Task objective>
Work out how many lines of the records hold the string "mass", and reply with that number alone.
— Begin Listed entries —
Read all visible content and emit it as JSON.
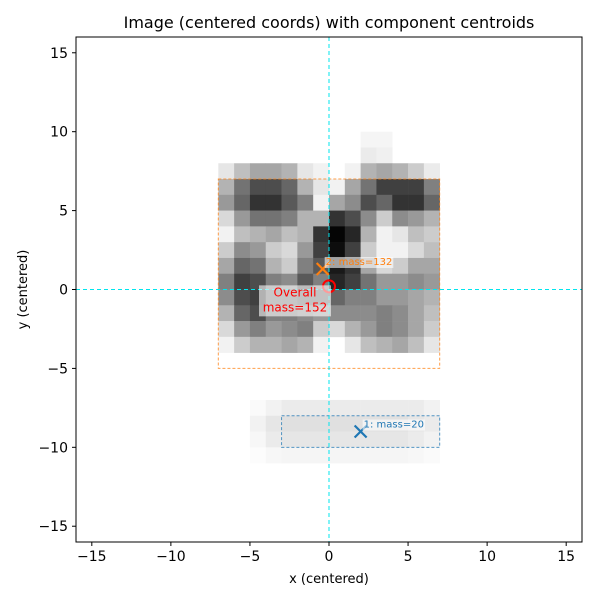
{
  "chart_data": {
    "type": "heatmap",
    "title": "Image (centered coords) with component centroids",
    "xlabel": "x (centered)",
    "ylabel": "y (centered)",
    "xlim": [
      -16,
      16
    ],
    "ylim": [
      -16,
      16
    ],
    "xticks": [
      -15,
      -10,
      -5,
      0,
      5,
      10,
      15
    ],
    "yticks": [
      -15,
      -10,
      -5,
      0,
      5,
      10,
      15
    ],
    "xtick_labels": [
      "−15",
      "−10",
      "−5",
      "0",
      "5",
      "10",
      "15"
    ],
    "ytick_labels": [
      "−15",
      "−10",
      "−5",
      "0",
      "5",
      "10",
      "15"
    ],
    "grid": false,
    "colormap": "gray_r",
    "pixel_grid": {
      "x_start": -16,
      "y_top": 16,
      "cell": 1,
      "rows": [
        {
          "y": 9,
          "cells": [
            [
              2,
              0.04
            ],
            [
              3,
              0.04
            ]
          ]
        },
        {
          "y": 8,
          "cells": [
            [
              2,
              0.08
            ],
            [
              3,
              0.06
            ]
          ]
        },
        {
          "y": 7,
          "cells": [
            [
              -7,
              0.1
            ],
            [
              -6,
              0.25
            ],
            [
              -5,
              0.35
            ],
            [
              -4,
              0.35
            ],
            [
              -3,
              0.3
            ],
            [
              -2,
              0.1
            ],
            [
              -1,
              0.05
            ],
            [
              1,
              0.05
            ],
            [
              2,
              0.3
            ],
            [
              3,
              0.35
            ],
            [
              4,
              0.3
            ],
            [
              5,
              0.2
            ],
            [
              6,
              0.08
            ]
          ]
        },
        {
          "y": 6,
          "cells": [
            [
              -7,
              0.3
            ],
            [
              -6,
              0.55
            ],
            [
              -5,
              0.7
            ],
            [
              -4,
              0.7
            ],
            [
              -3,
              0.6
            ],
            [
              -2,
              0.3
            ],
            [
              -1,
              0.1
            ],
            [
              0,
              0.05
            ],
            [
              1,
              0.35
            ],
            [
              2,
              0.55
            ],
            [
              3,
              0.75
            ],
            [
              4,
              0.75
            ],
            [
              5,
              0.75
            ],
            [
              6,
              0.5
            ]
          ]
        },
        {
          "y": 5,
          "cells": [
            [
              -7,
              0.4
            ],
            [
              -6,
              0.6
            ],
            [
              -5,
              0.8
            ],
            [
              -4,
              0.8
            ],
            [
              -3,
              0.65
            ],
            [
              -2,
              0.5
            ],
            [
              -1,
              0.05
            ],
            [
              0,
              0.35
            ],
            [
              1,
              0.45
            ],
            [
              2,
              0.7
            ],
            [
              3,
              0.6
            ],
            [
              4,
              0.8
            ],
            [
              5,
              0.8
            ],
            [
              6,
              0.6
            ]
          ]
        },
        {
          "y": 4,
          "cells": [
            [
              -7,
              0.15
            ],
            [
              -6,
              0.4
            ],
            [
              -5,
              0.55
            ],
            [
              -4,
              0.55
            ],
            [
              -3,
              0.5
            ],
            [
              -2,
              0.3
            ],
            [
              -1,
              0.3
            ],
            [
              0,
              0.8
            ],
            [
              1,
              0.7
            ],
            [
              2,
              0.45
            ],
            [
              3,
              0.2
            ],
            [
              4,
              0.45
            ],
            [
              5,
              0.4
            ],
            [
              6,
              0.3
            ]
          ]
        },
        {
          "y": 3,
          "cells": [
            [
              -7,
              0.05
            ],
            [
              -6,
              0.25
            ],
            [
              -5,
              0.3
            ],
            [
              -4,
              0.35
            ],
            [
              -3,
              0.25
            ],
            [
              -2,
              0.3
            ],
            [
              -1,
              0.8
            ],
            [
              0,
              0.98
            ],
            [
              1,
              0.85
            ],
            [
              2,
              0.3
            ],
            [
              3,
              0.05
            ],
            [
              4,
              0.1
            ],
            [
              5,
              0.25
            ],
            [
              6,
              0.2
            ]
          ]
        },
        {
          "y": 2,
          "cells": [
            [
              -7,
              0.2
            ],
            [
              -6,
              0.45
            ],
            [
              -5,
              0.4
            ],
            [
              -4,
              0.2
            ],
            [
              -3,
              0.15
            ],
            [
              -2,
              0.4
            ],
            [
              -1,
              0.75
            ],
            [
              0,
              0.95
            ],
            [
              1,
              0.75
            ],
            [
              2,
              0.2
            ],
            [
              3,
              0.05
            ],
            [
              4,
              0.05
            ],
            [
              5,
              0.15
            ],
            [
              6,
              0.25
            ]
          ]
        },
        {
          "y": 1,
          "cells": [
            [
              -7,
              0.35
            ],
            [
              -6,
              0.6
            ],
            [
              -5,
              0.55
            ],
            [
              -4,
              0.3
            ],
            [
              -3,
              0.2
            ],
            [
              -2,
              0.5
            ],
            [
              -1,
              0.65
            ],
            [
              0,
              0.9
            ],
            [
              1,
              0.8
            ],
            [
              2,
              0.35
            ],
            [
              3,
              0.15
            ],
            [
              4,
              0.2
            ],
            [
              5,
              0.35
            ],
            [
              6,
              0.35
            ]
          ]
        },
        {
          "y": 0,
          "cells": [
            [
              -7,
              0.5
            ],
            [
              -6,
              0.75
            ],
            [
              -5,
              0.7
            ],
            [
              -4,
              0.5
            ],
            [
              -3,
              0.45
            ],
            [
              -2,
              0.65
            ],
            [
              -1,
              0.5
            ],
            [
              0,
              0.85
            ],
            [
              1,
              0.75
            ],
            [
              2,
              0.55
            ],
            [
              3,
              0.4
            ],
            [
              4,
              0.4
            ],
            [
              5,
              0.45
            ],
            [
              6,
              0.4
            ]
          ]
        },
        {
          "y": -1,
          "cells": [
            [
              -7,
              0.45
            ],
            [
              -6,
              0.7
            ],
            [
              -5,
              0.75
            ],
            [
              -4,
              0.55
            ],
            [
              -3,
              0.55
            ],
            [
              -2,
              0.6
            ],
            [
              -1,
              0.6
            ],
            [
              0,
              0.6
            ],
            [
              1,
              0.5
            ],
            [
              2,
              0.5
            ],
            [
              3,
              0.4
            ],
            [
              4,
              0.4
            ],
            [
              5,
              0.35
            ],
            [
              6,
              0.3
            ]
          ]
        },
        {
          "y": -2,
          "cells": [
            [
              -7,
              0.3
            ],
            [
              -6,
              0.6
            ],
            [
              -5,
              0.7
            ],
            [
              -4,
              0.5
            ],
            [
              -3,
              0.5
            ],
            [
              -2,
              0.45
            ],
            [
              -1,
              0.4
            ],
            [
              0,
              0.45
            ],
            [
              1,
              0.45
            ],
            [
              2,
              0.45
            ],
            [
              3,
              0.5
            ],
            [
              4,
              0.45
            ],
            [
              5,
              0.35
            ],
            [
              6,
              0.25
            ]
          ]
        },
        {
          "y": -3,
          "cells": [
            [
              -7,
              0.15
            ],
            [
              -6,
              0.4
            ],
            [
              -5,
              0.5
            ],
            [
              -4,
              0.4
            ],
            [
              -3,
              0.45
            ],
            [
              -2,
              0.5
            ],
            [
              -1,
              0.2
            ],
            [
              0,
              0.15
            ],
            [
              1,
              0.3
            ],
            [
              2,
              0.4
            ],
            [
              3,
              0.5
            ],
            [
              4,
              0.45
            ],
            [
              5,
              0.35
            ],
            [
              6,
              0.2
            ]
          ]
        },
        {
          "y": -4,
          "cells": [
            [
              -7,
              0.05
            ],
            [
              -6,
              0.2
            ],
            [
              -5,
              0.3
            ],
            [
              -4,
              0.3
            ],
            [
              -3,
              0.35
            ],
            [
              -2,
              0.3
            ],
            [
              -1,
              0.05
            ],
            [
              1,
              0.1
            ],
            [
              2,
              0.25
            ],
            [
              3,
              0.3
            ],
            [
              4,
              0.35
            ],
            [
              5,
              0.25
            ],
            [
              6,
              0.1
            ]
          ]
        },
        {
          "y": -8,
          "cells": [
            [
              -5,
              0.02
            ],
            [
              -4,
              0.05
            ],
            [
              -3,
              0.08
            ],
            [
              -2,
              0.08
            ],
            [
              -1,
              0.08
            ],
            [
              0,
              0.08
            ],
            [
              1,
              0.08
            ],
            [
              2,
              0.08
            ],
            [
              3,
              0.08
            ],
            [
              4,
              0.08
            ],
            [
              5,
              0.08
            ],
            [
              6,
              0.05
            ]
          ]
        },
        {
          "y": -9,
          "cells": [
            [
              -5,
              0.05
            ],
            [
              -4,
              0.1
            ],
            [
              -3,
              0.12
            ],
            [
              -2,
              0.12
            ],
            [
              -1,
              0.12
            ],
            [
              0,
              0.12
            ],
            [
              1,
              0.12
            ],
            [
              2,
              0.12
            ],
            [
              3,
              0.12
            ],
            [
              4,
              0.12
            ],
            [
              5,
              0.1
            ],
            [
              6,
              0.08
            ]
          ]
        },
        {
          "y": -10,
          "cells": [
            [
              -5,
              0.03
            ],
            [
              -4,
              0.08
            ],
            [
              -3,
              0.1
            ],
            [
              -2,
              0.1
            ],
            [
              -1,
              0.1
            ],
            [
              0,
              0.1
            ],
            [
              1,
              0.1
            ],
            [
              2,
              0.1
            ],
            [
              3,
              0.1
            ],
            [
              4,
              0.1
            ],
            [
              5,
              0.08
            ],
            [
              6,
              0.05
            ]
          ]
        },
        {
          "y": -11,
          "cells": [
            [
              -5,
              0.01
            ],
            [
              -4,
              0.03
            ],
            [
              -3,
              0.04
            ],
            [
              -2,
              0.04
            ],
            [
              -1,
              0.04
            ],
            [
              0,
              0.04
            ],
            [
              1,
              0.04
            ],
            [
              2,
              0.04
            ],
            [
              3,
              0.04
            ],
            [
              4,
              0.04
            ],
            [
              5,
              0.03
            ],
            [
              6,
              0.02
            ]
          ]
        }
      ]
    },
    "crosshair": {
      "x": 0,
      "y": 0,
      "color": "#00e5ee"
    },
    "components": [
      {
        "label": "1: mass=20",
        "centroid": [
          2,
          -9
        ],
        "bbox": [
          -3,
          -10,
          7,
          -8
        ],
        "color": "#1f77b4"
      },
      {
        "label": "2: mass=132",
        "centroid": [
          -0.4,
          1.3
        ],
        "bbox": [
          -7,
          -5,
          7,
          7
        ],
        "color": "#ff7f0e"
      }
    ],
    "overall": {
      "label": [
        "Overall",
        "mass=152"
      ],
      "centroid": [
        0,
        0.2
      ],
      "color": "#ff0000"
    }
  }
}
— End Listed entries —
Written answer>
3